# Objective
Repeat the whole listing exactly as written.

----------

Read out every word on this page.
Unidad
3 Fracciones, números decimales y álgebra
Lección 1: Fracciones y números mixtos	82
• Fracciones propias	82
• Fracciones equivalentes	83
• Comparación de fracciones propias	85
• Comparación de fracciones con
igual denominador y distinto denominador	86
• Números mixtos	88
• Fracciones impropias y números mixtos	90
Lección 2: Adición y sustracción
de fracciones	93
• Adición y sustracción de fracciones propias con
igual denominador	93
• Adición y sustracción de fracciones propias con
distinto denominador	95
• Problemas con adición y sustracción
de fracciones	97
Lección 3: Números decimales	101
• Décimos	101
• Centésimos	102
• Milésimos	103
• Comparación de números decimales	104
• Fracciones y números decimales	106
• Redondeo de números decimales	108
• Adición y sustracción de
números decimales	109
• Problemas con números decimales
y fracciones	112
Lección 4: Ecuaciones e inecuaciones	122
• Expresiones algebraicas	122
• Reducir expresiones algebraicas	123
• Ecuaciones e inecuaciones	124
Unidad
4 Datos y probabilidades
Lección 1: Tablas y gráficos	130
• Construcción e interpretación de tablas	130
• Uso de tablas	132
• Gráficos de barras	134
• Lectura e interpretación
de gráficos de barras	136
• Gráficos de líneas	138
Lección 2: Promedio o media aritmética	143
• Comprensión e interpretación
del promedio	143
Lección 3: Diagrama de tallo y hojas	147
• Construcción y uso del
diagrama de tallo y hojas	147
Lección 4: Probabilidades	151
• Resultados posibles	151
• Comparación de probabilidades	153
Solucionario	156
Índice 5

----------

# Complete answer
Read out every word on this page.
Unidad
3 Fracciones, números decimales y álgebra
Lección 1: Fracciones y números mixtos	82
• Fracciones propias	82
• Fracciones equivalentes	83
• Comparación de fracciones propias	85
• Comparación de fracciones con
igual denominador y distinto denominador	86
• Números mixtos	88
• Fracciones impropias y números mixtos	90
Lección 2: Adición y sustracción
de fracciones	93
• Adición y sustracción de fracciones propias con
igual denominador	93
• Adición y sustracción de fracciones propias con
distinto denominador	95
• Problemas con adición y sustracción
de fracciones	97
Lección 3: Números decimales	101
• Décimos	101
• Centésimos	102
• Milésimos	103
• Comparación de números decimales	104
• Fracciones y números decimales	106
• Redondeo de números decimales	108
• Adición y sustracción de
números decimales	109
• Problemas con números decimales
y fracciones	112
Lección 4: Ecuaciones e inecuaciones	122
• Expresiones algebraicas	122
• Reducir expresiones algebraicas	123
• Ecuaciones e inecuaciones	124
Unidad
4 Datos y probabilidades
Lección 1: Tablas y gráficos	130
• Construcción e interpretación de tablas	130
• Uso de tablas	132
• Gráficos de barras	134
• Lectura e interpretación
de gráficos de barras	136
• Gráficos de líneas	138
Lección 2: Promedio o media aritmética	143
• Comprensión e interpretación
del promedio	143
Lección 3: Diagrama de tallo y hojas	147
• Construcción y uso del
diagrama de tallo y hojas	147
Lección 4: Probabilidades	151
• Resultados posibles	151
• Comparación de probabilidades	153
Solucionario	156
Índice 5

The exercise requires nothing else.